## Begin DATASET RECORDS

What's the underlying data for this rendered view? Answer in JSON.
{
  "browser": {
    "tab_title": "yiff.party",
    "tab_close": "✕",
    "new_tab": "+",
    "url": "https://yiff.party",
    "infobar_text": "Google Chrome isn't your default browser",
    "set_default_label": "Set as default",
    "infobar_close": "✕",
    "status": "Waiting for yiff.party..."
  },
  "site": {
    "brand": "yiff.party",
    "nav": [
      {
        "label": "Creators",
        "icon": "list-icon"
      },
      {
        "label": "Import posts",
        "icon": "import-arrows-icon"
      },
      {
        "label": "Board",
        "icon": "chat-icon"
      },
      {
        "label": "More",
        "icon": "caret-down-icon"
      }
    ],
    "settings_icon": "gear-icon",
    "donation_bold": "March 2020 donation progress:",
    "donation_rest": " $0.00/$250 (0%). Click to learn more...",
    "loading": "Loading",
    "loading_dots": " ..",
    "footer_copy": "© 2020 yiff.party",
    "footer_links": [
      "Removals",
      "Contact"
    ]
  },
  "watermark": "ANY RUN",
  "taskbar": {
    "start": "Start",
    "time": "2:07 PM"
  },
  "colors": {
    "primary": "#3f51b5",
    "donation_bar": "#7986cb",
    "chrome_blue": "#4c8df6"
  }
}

## End DATASET RECORDS

■ PROBLEM DETAILS ■
Using the entries above, please restate each one word for word.

■ SOLVED EXERCISE ■
What's the underlying data for this rendered view? Answer in JSON.
{
  "browser": {
    "tab_title": "yiff.party",
    "tab_close": "✕",
    "new_tab": "+",
    "url": "https://yiff.party",
    "infobar_text": "Google Chrome isn't your default browser",
    "set_default_label": "Set as default",
    "infobar_close": "✕",
    "status": "Waiting for yiff.party..."
  },
  "site": {
    "brand": "yiff.party",
    "nav": [
      {
        "label": "Creators",
        "icon": "list-icon"
      },
      {
        "label": "Import posts",
        "icon": "import-arrows-icon"
      },
      {
        "label": "Board",
        "icon": "chat-icon"
      },
      {
        "label": "More",
        "icon": "caret-down-icon"
      }
    ],
    "settings_icon": "gear-icon",
    "donation_bold": "March 2020 donation progress:",
    "donation_rest": " $0.00/$250 (0%). Click to learn more...",
    "loading": "Loading",
    "loading_dots": " ..",
    "footer_copy": "© 2020 yiff.party",
    "footer_links": [
      "Removals",
      "Contact"
    ]
  },
  "watermark": "ANY RUN",
  "taskbar": {
    "start": "Start",
    "time": "2:07 PM"
  },
  "colors": {
    "primary": "#3f51b5",
    "donation_bar": "#7986cb",
    "chrome_blue": "#4c8df6"
  }
}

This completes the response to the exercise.